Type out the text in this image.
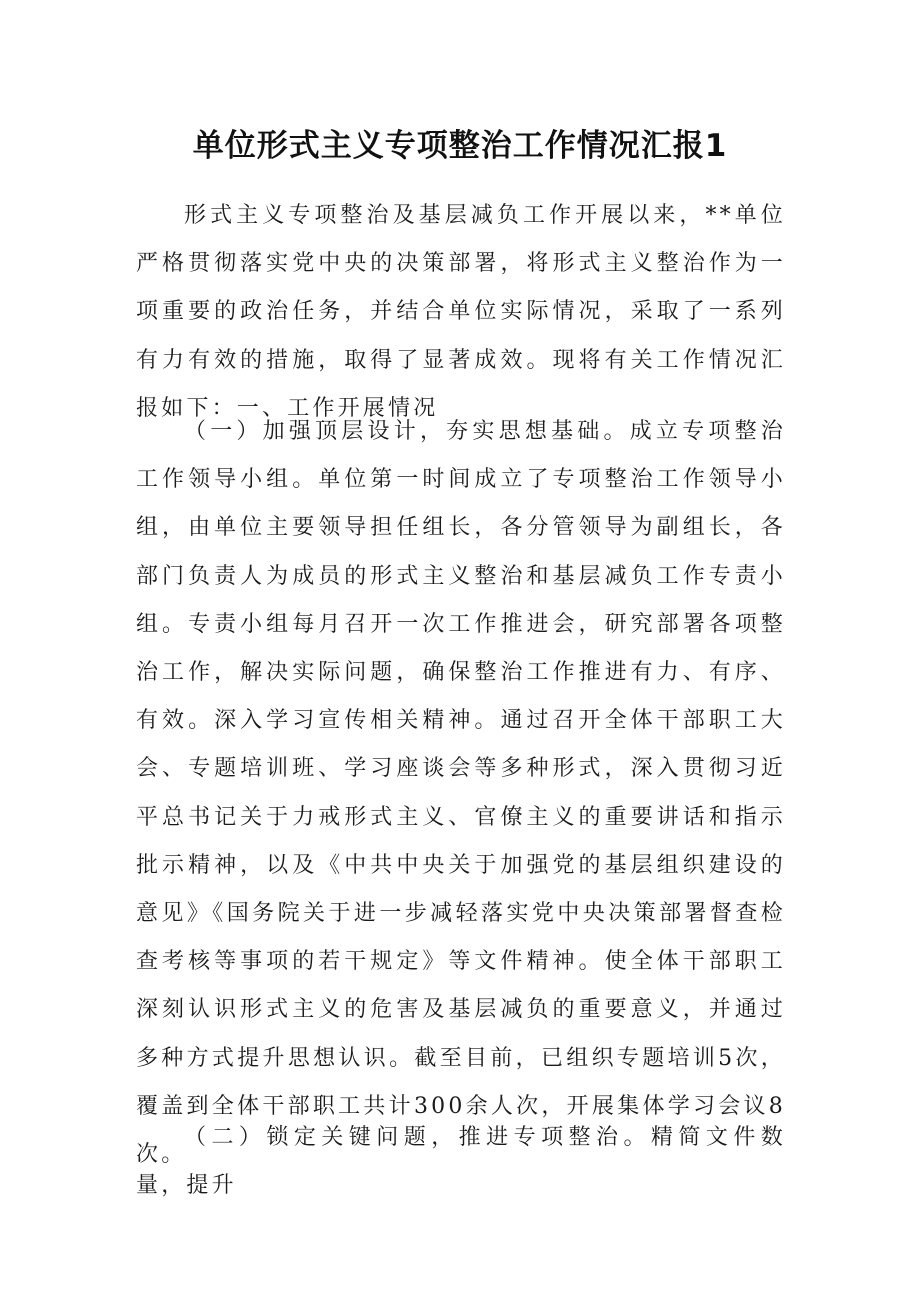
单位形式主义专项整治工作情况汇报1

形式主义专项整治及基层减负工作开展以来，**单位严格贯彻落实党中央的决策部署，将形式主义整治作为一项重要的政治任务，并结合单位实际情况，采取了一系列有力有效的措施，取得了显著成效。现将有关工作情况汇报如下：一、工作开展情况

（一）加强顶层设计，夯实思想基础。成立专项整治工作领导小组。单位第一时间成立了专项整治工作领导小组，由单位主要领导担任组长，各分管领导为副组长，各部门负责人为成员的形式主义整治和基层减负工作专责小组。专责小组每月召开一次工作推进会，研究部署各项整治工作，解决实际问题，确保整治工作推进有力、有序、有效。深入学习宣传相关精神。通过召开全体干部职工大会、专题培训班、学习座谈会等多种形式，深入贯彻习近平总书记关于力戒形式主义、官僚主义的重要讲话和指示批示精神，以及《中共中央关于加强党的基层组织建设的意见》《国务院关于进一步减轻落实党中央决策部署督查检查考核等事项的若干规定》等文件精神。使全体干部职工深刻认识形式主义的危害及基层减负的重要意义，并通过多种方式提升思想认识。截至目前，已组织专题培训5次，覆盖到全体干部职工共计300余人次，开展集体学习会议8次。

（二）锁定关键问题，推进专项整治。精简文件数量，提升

* * * * *

**Task brief**
Repeat all of the entries word for word, but omit the pictures.

**Task output**
Type out the text in this image.
单位形式主义专项整治工作情况汇报1

形式主义专项整治及基层减负工作开展以来，**单位严格贯彻落实党中央的决策部署，将形式主义整治作为一项重要的政治任务，并结合单位实际情况，采取了一系列有力有效的措施，取得了显著成效。现将有关工作情况汇报如下：一、工作开展情况

（一）加强顶层设计，夯实思想基础。成立专项整治工作领导小组。单位第一时间成立了专项整治工作领导小组，由单位主要领导担任组长，各分管领导为副组长，各部门负责人为成员的形式主义整治和基层减负工作专责小组。专责小组每月召开一次工作推进会，研究部署各项整治工作，解决实际问题，确保整治工作推进有力、有序、有效。深入学习宣传相关精神。通过召开全体干部职工大会、专题培训班、学习座谈会等多种形式，深入贯彻习近平总书记关于力戒形式主义、官僚主义的重要讲话和指示批示精神，以及《中共中央关于加强党的基层组织建设的意见》《国务院关于进一步减轻落实党中央决策部署督查检查考核等事项的若干规定》等文件精神。使全体干部职工深刻认识形式主义的危害及基层减负的重要意义，并通过多种方式提升思想认识。截至目前，已组织专题培训5次，覆盖到全体干部职工共计300余人次，开展集体学习会议8次。

（二）锁定关键问题，推进专项整治。精简文件数量，提升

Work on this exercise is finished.